◆ PROBLEM DESCRIPTION: Would you repeat the listing exactly but omit every picture?

◆ GIVEN ENTRIES:
---

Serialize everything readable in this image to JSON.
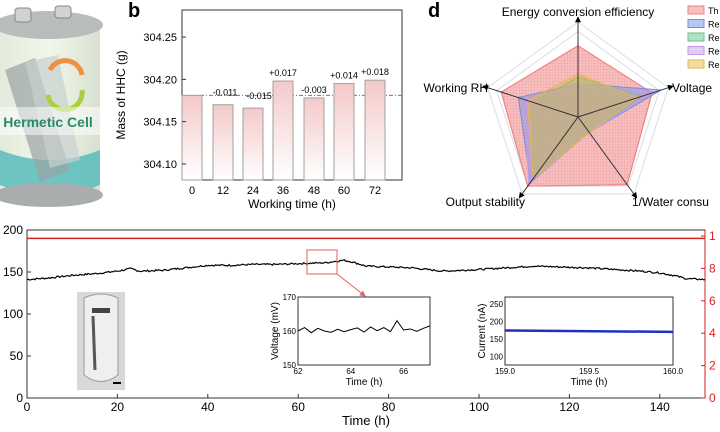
{
  "panel_a": {
    "label": "Hermetic Cell"
  },
  "chart_data": [
    {
      "panel": "b",
      "type": "bar",
      "xlabel": "Working time (h)",
      "ylabel": "Mass of HHC (g)",
      "categories": [
        "0",
        "12",
        "24",
        "36",
        "48",
        "60",
        "72"
      ],
      "values": [
        304.181,
        304.17,
        304.166,
        304.198,
        304.178,
        304.195,
        304.199
      ],
      "data_labels": [
        "",
        "-0.011",
        "-0.015",
        "+0.017",
        "-0.003",
        "+0.014",
        "+0.018"
      ],
      "yticks": [
        "304.10",
        "304.15",
        "304.20",
        "304.25"
      ],
      "ylim": [
        304.081,
        304.282
      ],
      "reference_line": 304.181,
      "colors": {
        "bar_top": "#f4c9c9",
        "bar_bottom": "#ffffff",
        "edge": "#a0a0a0"
      }
    },
    {
      "panel": "d",
      "type": "radar",
      "axes": [
        "Energy conversion efficiency",
        "Voltage",
        "1/Water consu",
        "Output stability",
        "Working RH"
      ],
      "legend": [
        "Th",
        "Re",
        "Re",
        "Re",
        "Re"
      ],
      "legend_position": "top-right",
      "series": [
        {
          "legend_label": "Th",
          "color": "#f08080",
          "values": [
            0.75,
            0.82,
            0.88,
            0.9,
            0.85
          ]
        },
        {
          "legend_label": "Re",
          "color": "#6f8fe0",
          "values": [
            0.35,
            0.92,
            0.2,
            0.85,
            0.66
          ]
        },
        {
          "legend_label": "Re",
          "color": "#66c28a",
          "values": [
            0.42,
            0.72,
            0.2,
            0.8,
            0.5
          ]
        },
        {
          "legend_label": "Re",
          "color": "#c39be6",
          "values": [
            0.35,
            0.85,
            0.2,
            0.88,
            0.6
          ]
        },
        {
          "legend_label": "Re",
          "color": "#e2b84a",
          "values": [
            0.45,
            0.66,
            0.2,
            0.8,
            0.56
          ]
        }
      ]
    },
    {
      "panel": "e",
      "type": "line",
      "xlabel": "Time (h)",
      "xlim": [
        0,
        150
      ],
      "xticks": [
        "0",
        "20",
        "40",
        "60",
        "80",
        "100",
        "120",
        "140"
      ],
      "ylim": [
        0,
        200
      ],
      "yticks": [
        "0",
        "50",
        "100",
        "150",
        "200"
      ],
      "right_yticks": [
        "0",
        "2",
        "4",
        "6",
        "8",
        "1"
      ],
      "series": [
        {
          "color": "#000000",
          "x": [
            0,
            5,
            10,
            15,
            20,
            23,
            25,
            30,
            35,
            40,
            45,
            50,
            55,
            60,
            66,
            70,
            72,
            75,
            80,
            85,
            92,
            100,
            106,
            112,
            118,
            124,
            130,
            136,
            140,
            143,
            146,
            150
          ],
          "y": [
            141,
            143,
            146,
            148,
            151,
            154,
            151,
            152,
            155,
            158,
            158,
            159,
            159,
            160,
            161,
            164,
            162,
            157,
            156,
            155,
            151,
            153,
            155,
            157,
            156,
            155,
            153,
            151,
            149,
            146,
            142,
            141
          ]
        },
        {
          "color": "#d62020",
          "axis": "right",
          "x": [
            0,
            150
          ],
          "y": [
            190,
            190
          ]
        }
      ]
    },
    {
      "panel": "e-inset-voltage",
      "type": "line",
      "xlabel": "Time (h)",
      "ylabel": "Voltage (mV)",
      "xlim": [
        62,
        67
      ],
      "xticks": [
        "62",
        "64",
        "66"
      ],
      "ylim": [
        150,
        170
      ],
      "yticks": [
        "150",
        "160",
        "170"
      ],
      "series": [
        {
          "color": "#000000",
          "x": [
            62,
            62.25,
            62.5,
            62.75,
            63,
            63.25,
            63.5,
            63.75,
            64,
            64.25,
            64.5,
            64.75,
            65,
            65.25,
            65.5,
            65.75,
            66,
            66.25,
            66.5,
            66.75,
            67
          ],
          "y": [
            160,
            161,
            159.5,
            160.8,
            160,
            159.6,
            160.5,
            159.8,
            160.4,
            160.9,
            159.7,
            161.2,
            160.1,
            161,
            159.8,
            163,
            160.3,
            160.6,
            159.9,
            160.8,
            161.5
          ]
        }
      ]
    },
    {
      "panel": "e-inset-current",
      "type": "line",
      "xlabel": "Time (h)",
      "ylabel": "Current (nA)",
      "xlim": [
        159.0,
        160.0
      ],
      "xticks": [
        "159.0",
        "159.5",
        "160.0"
      ],
      "ylim": [
        75,
        270
      ],
      "yticks": [
        "100",
        "150",
        "200",
        "250"
      ],
      "series": [
        {
          "color": "#2030c0",
          "x": [
            159.0,
            160.0
          ],
          "y": [
            174,
            170
          ]
        }
      ]
    }
  ]
}
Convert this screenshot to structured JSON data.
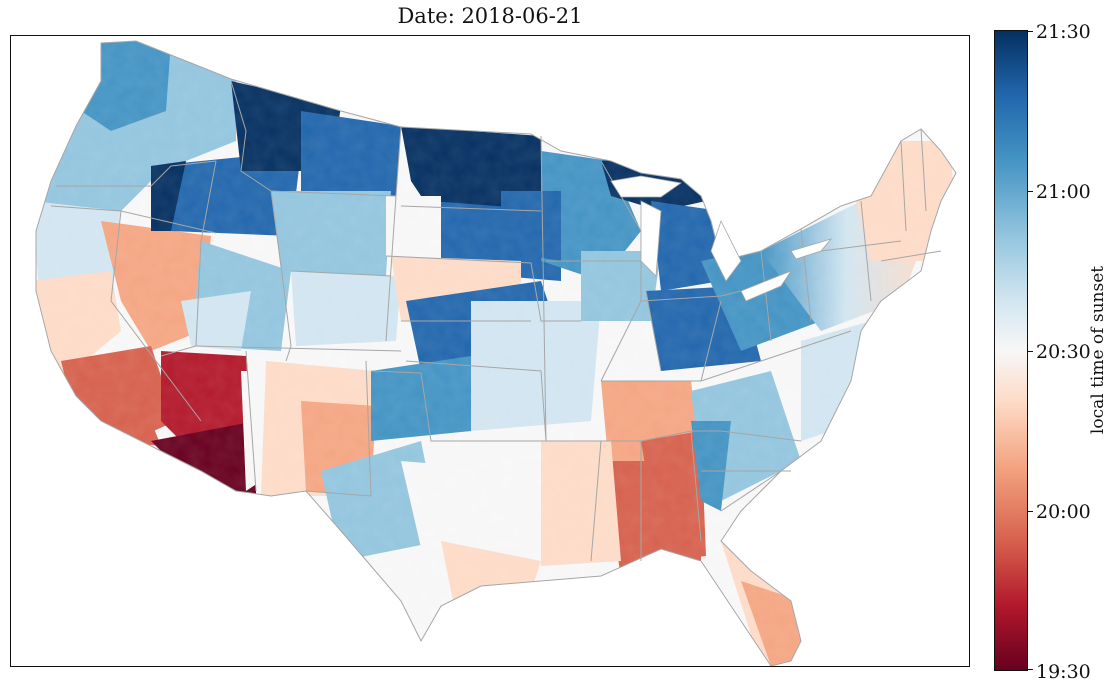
{
  "title": "Date: 2018-06-21",
  "colorbar": {
    "label": "local time of sunset",
    "ticks": [
      "21:30",
      "21:00",
      "20:30",
      "20:00",
      "19:30"
    ],
    "colormap": "RdBu",
    "colors": [
      "#053061",
      "#2166ac",
      "#4393c3",
      "#92c5de",
      "#d1e5f0",
      "#f7f7f7",
      "#fddbc7",
      "#f4a582",
      "#d6604d",
      "#b2182b",
      "#67001f"
    ]
  },
  "map": {
    "region": "contiguous United States",
    "unit": "county",
    "state_border_color": "#a6a6a6"
  }
}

---

◆ TASK ANSWER:
Serialize everything readable in this image to JSON.
{
  "panel_a": {
    "label": "Hermetic Cell"
  },
  "chart_data": [
    {
      "panel": "b",
      "type": "bar",
      "xlabel": "Working time (h)",
      "ylabel": "Mass of HHC (g)",
      "categories": [
        "0",
        "12",
        "24",
        "36",
        "48",
        "60",
        "72"
      ],
      "values": [
        304.181,
        304.17,
        304.166,
        304.198,
        304.178,
        304.195,
        304.199
      ],
      "data_labels": [
        "",
        "-0.011",
        "-0.015",
        "+0.017",
        "-0.003",
        "+0.014",
        "+0.018"
      ],
      "yticks": [
        "304.10",
        "304.15",
        "304.20",
        "304.25"
      ],
      "ylim": [
        304.081,
        304.282
      ],
      "reference_line": 304.181,
      "colors": {
        "bar_top": "#f4c9c9",
        "bar_bottom": "#ffffff",
        "edge": "#a0a0a0"
      }
    },
    {
      "panel": "d",
      "type": "radar",
      "axes": [
        "Energy conversion efficiency",
        "Voltage",
        "1/Water consu",
        "Output stability",
        "Working RH"
      ],
      "legend": [
        "Th",
        "Re",
        "Re",
        "Re",
        "Re"
      ],
      "legend_position": "top-right",
      "series": [
        {
          "legend_label": "Th",
          "color": "#f08080",
          "values": [
            0.75,
            0.82,
            0.88,
            0.9,
            0.85
          ]
        },
        {
          "legend_label": "Re",
          "color": "#6f8fe0",
          "values": [
            0.35,
            0.92,
            0.2,
            0.85,
            0.66
          ]
        },
        {
          "legend_label": "Re",
          "color": "#66c28a",
          "values": [
            0.42,
            0.72,
            0.2,
            0.8,
            0.5
          ]
        },
        {
          "legend_label": "Re",
          "color": "#c39be6",
          "values": [
            0.35,
            0.85,
            0.2,
            0.88,
            0.6
          ]
        },
        {
          "legend_label": "Re",
          "color": "#e2b84a",
          "values": [
            0.45,
            0.66,
            0.2,
            0.8,
            0.56
          ]
        }
      ]
    },
    {
      "panel": "e",
      "type": "line",
      "xlabel": "Time (h)",
      "xlim": [
        0,
        150
      ],
      "xticks": [
        "0",
        "20",
        "40",
        "60",
        "80",
        "100",
        "120",
        "140"
      ],
      "ylim": [
        0,
        200
      ],
      "yticks": [
        "0",
        "50",
        "100",
        "150",
        "200"
      ],
      "right_yticks": [
        "0",
        "2",
        "4",
        "6",
        "8",
        "1"
      ],
      "series": [
        {
          "color": "#000000",
          "x": [
            0,
            5,
            10,
            15,
            20,
            23,
            25,
            30,
            35,
            40,
            45,
            50,
            55,
            60,
            66,
            70,
            72,
            75,
            80,
            85,
            92,
            100,
            106,
            112,
            118,
            124,
            130,
            136,
            140,
            143,
            146,
            150
          ],
          "y": [
            141,
            143,
            146,
            148,
            151,
            154,
            151,
            152,
            155,
            158,
            158,
            159,
            159,
            160,
            161,
            164,
            162,
            157,
            156,
            155,
            151,
            153,
            155,
            157,
            156,
            155,
            153,
            151,
            149,
            146,
            142,
            141
          ]
        },
        {
          "color": "#d62020",
          "axis": "right",
          "x": [
            0,
            150
          ],
          "y": [
            190,
            190
          ]
        }
      ]
    },
    {
      "panel": "e-inset-voltage",
      "type": "line",
      "xlabel": "Time (h)",
      "ylabel": "Voltage (mV)",
      "xlim": [
        62,
        67
      ],
      "xticks": [
        "62",
        "64",
        "66"
      ],
      "ylim": [
        150,
        170
      ],
      "yticks": [
        "150",
        "160",
        "170"
      ],
      "series": [
        {
          "color": "#000000",
          "x": [
            62,
            62.25,
            62.5,
            62.75,
            63,
            63.25,
            63.5,
            63.75,
            64,
            64.25,
            64.5,
            64.75,
            65,
            65.25,
            65.5,
            65.75,
            66,
            66.25,
            66.5,
            66.75,
            67
          ],
          "y": [
            160,
            161,
            159.5,
            160.8,
            160,
            159.6,
            160.5,
            159.8,
            160.4,
            160.9,
            159.7,
            161.2,
            160.1,
            161,
            159.8,
            163,
            160.3,
            160.6,
            159.9,
            160.8,
            161.5
          ]
        }
      ]
    },
    {
      "panel": "e-inset-current",
      "type": "line",
      "xlabel": "Time (h)",
      "ylabel": "Current (nA)",
      "xlim": [
        159.0,
        160.0
      ],
      "xticks": [
        "159.0",
        "159.5",
        "160.0"
      ],
      "ylim": [
        75,
        270
      ],
      "yticks": [
        "100",
        "150",
        "200",
        "250"
      ],
      "series": [
        {
          "color": "#2030c0",
          "x": [
            159.0,
            160.0
          ],
          "y": [
            174,
            170
          ]
        }
      ]
    }
  ]
}
Convert this screenshot to structured JSON data.
{
  "title": "Date: 2018-06-21",
  "colorbar": {
    "label": "local time of sunset",
    "ticks": [
      "21:30",
      "21:00",
      "20:30",
      "20:00",
      "19:30"
    ],
    "colormap": "RdBu",
    "colors": [
      "#053061",
      "#2166ac",
      "#4393c3",
      "#92c5de",
      "#d1e5f0",
      "#f7f7f7",
      "#fddbc7",
      "#f4a582",
      "#d6604d",
      "#b2182b",
      "#67001f"
    ]
  },
  "map": {
    "region": "contiguous United States",
    "unit": "county",
    "state_border_color": "#a6a6a6"
  }
}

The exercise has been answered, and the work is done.